Dataset entries:
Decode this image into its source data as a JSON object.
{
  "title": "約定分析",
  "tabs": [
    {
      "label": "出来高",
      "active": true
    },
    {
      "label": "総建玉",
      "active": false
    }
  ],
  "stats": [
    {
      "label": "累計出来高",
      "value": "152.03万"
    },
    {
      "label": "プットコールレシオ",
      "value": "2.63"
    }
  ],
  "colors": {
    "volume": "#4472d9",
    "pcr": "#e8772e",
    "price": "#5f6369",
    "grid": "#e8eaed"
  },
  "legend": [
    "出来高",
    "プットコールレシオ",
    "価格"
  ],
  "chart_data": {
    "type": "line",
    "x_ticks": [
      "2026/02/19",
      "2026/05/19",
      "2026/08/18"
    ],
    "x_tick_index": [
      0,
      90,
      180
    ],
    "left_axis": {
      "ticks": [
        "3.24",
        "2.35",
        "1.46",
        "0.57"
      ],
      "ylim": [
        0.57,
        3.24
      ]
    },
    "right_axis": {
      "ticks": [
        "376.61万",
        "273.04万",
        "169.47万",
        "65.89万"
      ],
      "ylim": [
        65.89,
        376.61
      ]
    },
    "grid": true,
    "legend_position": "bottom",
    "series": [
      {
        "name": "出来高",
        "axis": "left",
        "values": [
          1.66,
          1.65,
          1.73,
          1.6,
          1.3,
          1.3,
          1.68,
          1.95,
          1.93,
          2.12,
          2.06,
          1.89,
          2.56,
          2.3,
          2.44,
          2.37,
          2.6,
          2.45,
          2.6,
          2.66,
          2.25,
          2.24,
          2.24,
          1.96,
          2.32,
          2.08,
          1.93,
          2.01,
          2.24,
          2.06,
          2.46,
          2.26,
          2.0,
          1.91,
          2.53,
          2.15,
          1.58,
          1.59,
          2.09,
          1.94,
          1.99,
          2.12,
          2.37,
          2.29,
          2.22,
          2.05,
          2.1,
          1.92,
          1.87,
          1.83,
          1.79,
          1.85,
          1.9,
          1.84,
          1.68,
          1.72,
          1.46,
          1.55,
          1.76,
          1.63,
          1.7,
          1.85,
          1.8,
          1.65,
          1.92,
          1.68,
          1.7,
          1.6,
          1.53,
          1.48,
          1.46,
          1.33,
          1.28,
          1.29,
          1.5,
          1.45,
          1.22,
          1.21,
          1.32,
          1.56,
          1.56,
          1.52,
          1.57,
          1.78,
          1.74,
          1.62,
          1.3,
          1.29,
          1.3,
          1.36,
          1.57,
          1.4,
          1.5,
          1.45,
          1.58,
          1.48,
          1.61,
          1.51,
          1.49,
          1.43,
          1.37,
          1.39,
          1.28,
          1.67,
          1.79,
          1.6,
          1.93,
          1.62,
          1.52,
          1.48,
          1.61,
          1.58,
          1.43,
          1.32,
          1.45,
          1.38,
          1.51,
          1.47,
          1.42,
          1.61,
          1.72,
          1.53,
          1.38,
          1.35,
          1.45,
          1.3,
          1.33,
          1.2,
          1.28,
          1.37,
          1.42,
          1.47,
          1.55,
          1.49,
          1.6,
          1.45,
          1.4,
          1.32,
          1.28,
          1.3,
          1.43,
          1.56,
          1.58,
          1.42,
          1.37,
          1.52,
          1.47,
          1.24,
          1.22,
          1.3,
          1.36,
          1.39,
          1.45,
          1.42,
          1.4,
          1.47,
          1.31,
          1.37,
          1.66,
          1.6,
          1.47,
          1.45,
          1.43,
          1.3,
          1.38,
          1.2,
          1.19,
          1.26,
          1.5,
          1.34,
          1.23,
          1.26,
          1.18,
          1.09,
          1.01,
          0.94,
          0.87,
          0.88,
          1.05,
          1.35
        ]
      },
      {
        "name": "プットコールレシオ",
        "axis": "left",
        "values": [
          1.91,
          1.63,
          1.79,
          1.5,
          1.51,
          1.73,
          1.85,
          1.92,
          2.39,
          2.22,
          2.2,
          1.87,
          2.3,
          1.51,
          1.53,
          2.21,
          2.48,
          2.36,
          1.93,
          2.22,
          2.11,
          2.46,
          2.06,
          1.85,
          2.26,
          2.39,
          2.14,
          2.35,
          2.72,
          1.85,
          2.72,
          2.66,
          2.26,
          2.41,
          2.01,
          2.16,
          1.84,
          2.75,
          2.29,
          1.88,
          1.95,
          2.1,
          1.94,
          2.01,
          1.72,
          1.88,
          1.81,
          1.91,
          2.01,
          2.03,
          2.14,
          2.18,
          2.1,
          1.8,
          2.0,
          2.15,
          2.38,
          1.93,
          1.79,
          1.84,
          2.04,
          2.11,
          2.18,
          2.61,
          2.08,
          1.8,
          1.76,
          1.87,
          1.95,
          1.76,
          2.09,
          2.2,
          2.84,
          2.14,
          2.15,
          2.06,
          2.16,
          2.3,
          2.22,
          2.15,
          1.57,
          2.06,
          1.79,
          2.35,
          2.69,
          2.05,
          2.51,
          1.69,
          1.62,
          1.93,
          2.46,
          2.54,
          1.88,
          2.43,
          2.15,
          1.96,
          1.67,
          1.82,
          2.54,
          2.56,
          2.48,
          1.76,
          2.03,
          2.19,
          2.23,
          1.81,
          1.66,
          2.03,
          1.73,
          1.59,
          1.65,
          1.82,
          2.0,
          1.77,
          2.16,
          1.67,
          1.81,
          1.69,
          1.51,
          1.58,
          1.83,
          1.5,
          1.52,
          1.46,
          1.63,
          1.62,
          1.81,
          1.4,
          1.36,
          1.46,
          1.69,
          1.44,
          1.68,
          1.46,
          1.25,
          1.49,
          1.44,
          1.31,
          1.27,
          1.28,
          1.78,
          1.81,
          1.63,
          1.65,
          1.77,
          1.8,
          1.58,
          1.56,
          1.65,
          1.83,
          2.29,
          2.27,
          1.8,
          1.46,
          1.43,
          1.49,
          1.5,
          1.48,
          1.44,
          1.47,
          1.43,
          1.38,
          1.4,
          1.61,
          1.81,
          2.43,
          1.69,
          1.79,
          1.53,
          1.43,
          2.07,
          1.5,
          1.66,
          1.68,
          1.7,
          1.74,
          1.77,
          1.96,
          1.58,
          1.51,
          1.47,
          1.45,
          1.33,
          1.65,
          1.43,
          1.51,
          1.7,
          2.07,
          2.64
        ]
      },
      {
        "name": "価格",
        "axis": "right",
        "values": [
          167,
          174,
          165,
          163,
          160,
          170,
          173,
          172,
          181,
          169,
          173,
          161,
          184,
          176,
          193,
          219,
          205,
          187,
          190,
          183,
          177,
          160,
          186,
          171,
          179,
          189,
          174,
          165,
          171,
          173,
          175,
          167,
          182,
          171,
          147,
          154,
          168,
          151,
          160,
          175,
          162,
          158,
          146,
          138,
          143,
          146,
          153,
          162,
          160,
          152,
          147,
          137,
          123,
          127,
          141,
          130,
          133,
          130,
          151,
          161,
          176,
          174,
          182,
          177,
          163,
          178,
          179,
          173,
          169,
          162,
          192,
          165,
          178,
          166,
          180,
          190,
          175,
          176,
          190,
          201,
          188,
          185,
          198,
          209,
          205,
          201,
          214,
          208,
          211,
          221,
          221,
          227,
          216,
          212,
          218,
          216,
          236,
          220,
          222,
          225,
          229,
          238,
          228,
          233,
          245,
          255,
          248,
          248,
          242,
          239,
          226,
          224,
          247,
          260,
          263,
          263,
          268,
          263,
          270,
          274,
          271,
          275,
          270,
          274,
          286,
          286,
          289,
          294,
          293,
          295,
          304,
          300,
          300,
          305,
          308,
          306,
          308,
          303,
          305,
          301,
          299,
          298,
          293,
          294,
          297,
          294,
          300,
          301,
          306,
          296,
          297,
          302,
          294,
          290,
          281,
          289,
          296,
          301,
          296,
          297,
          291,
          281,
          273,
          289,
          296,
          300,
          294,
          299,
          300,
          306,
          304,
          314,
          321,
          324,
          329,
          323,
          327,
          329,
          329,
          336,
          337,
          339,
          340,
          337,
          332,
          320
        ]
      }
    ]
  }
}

What you should do: For each line of the listing that holds the word "label", show that line.

Completed task:
      "label": "出来高",
      "label": "総建玉",
      "label": "累計出来高",
      "label": "プットコールレシオ",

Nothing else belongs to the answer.